▶ _Excerpted text_

Merck, Leapfrogging Bristol-Myers, Wins FDA Nod for Cancer Drug
It wasn’t too long ago that Merck (NYSE: MRK) was well behind Bristol-Myers Squibb (NYSE: BMY) in the race to bring the first so-called PD-1 inhibitor—a new class of cancer drugs that harness the power of the immune system—to market in the U.S. While the battle between these two companies over market share will likely rage for some time, Merck can claim a victory today, because it has blown past its rival and just been cleared to begin selling its drug to real patients.
The FDA today approved pembrolizumab, Merck’s PD-1 inhibitor, for a subset of patients with advanced melanoma who are no longer responding to other drugs. Whitehouse Station, NJ-based Merck will sell the drug under the brand name “Keytruda,” and be able to sell it to patients after they are treated with ipilimumab (Bristol-Myers’ Yervoy) and—if their tumors express a specific gene mutation, BRAF V600—a BRAF inhibitor.
It’s the first step for Merck towards what it’s aiming to be approvals in several cancers for pembrolizumab. But more importantly, it’s the first drug approved in the U.S. that is designed to block a molecular target called PD-1, which helps tumors disguise themselves from the immune system. These PD-1 inhibitors have become part of a Big Pharma gold rush, representing a new wave of potential cancer treatments that help the immune system recognize tumor cells and attack them as if they were viruses or bacteria. Bristol-Myers (nivolumab) and AstraZeneca (tremelimumab) both have their own PD-1 inhibitors, and all of them are cutting deals with other companies to run combination trials with drugs made by other firms, trying to find the most effective cocktail approach. The fervor has led to a few outright acquisitions (Novartis’ buyout of Cambridge, MA-based CoStim Pharmaceuticals, for instance) and big research deals (like Bristol-Myers and Five-Prime Therapeutics) too.

▶ _About this task_
From the article on Merck's cancer drug approval above, return the passage verbatim that begins with the words containing "The FDA today" and ends with "V600—a BRAF inhibitor.".

Structured page parsing data

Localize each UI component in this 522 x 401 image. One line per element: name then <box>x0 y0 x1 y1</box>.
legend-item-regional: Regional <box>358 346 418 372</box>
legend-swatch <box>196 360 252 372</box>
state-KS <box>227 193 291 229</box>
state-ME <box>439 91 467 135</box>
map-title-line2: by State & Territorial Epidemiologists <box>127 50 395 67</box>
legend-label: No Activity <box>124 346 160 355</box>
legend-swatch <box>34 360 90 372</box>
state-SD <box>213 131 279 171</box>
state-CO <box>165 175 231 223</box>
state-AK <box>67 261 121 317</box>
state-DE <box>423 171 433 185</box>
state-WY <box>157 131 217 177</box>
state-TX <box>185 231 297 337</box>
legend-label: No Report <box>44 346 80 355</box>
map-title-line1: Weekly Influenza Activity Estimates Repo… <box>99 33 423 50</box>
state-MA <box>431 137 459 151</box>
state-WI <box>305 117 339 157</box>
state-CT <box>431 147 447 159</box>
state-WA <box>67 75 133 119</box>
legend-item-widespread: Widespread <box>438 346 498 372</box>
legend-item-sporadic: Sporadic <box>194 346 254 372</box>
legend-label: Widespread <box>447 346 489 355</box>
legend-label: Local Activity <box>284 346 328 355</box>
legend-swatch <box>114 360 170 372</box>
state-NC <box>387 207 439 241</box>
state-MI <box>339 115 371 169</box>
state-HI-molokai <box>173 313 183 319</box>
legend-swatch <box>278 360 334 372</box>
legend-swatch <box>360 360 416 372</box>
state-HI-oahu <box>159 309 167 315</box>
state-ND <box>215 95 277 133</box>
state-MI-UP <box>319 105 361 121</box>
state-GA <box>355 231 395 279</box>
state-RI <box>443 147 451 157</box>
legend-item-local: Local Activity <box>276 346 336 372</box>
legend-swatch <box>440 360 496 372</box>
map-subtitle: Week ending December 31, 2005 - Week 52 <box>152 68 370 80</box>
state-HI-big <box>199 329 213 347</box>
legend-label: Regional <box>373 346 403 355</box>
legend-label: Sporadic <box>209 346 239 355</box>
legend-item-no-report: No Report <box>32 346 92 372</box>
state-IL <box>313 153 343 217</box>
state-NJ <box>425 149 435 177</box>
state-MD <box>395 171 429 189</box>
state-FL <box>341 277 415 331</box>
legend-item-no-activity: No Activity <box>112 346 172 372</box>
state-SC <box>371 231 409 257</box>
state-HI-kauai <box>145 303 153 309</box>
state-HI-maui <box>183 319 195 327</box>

▶ _Solution to this task_
The FDA today approved pembrolizumab, Merck’s PD-1 inhibitor, for a subset of patients with advanced melanoma who are no longer responding to other drugs. Whitehouse Station, NJ-based Merck will sell the drug under the brand name “Keytruda,” and be able to sell it to patients after they are treated with ipilimumab (Bristol-Myers’ Yervoy) and—if their tumors express a specific gene mutation, BRAF V600—a BRAF inhibitor.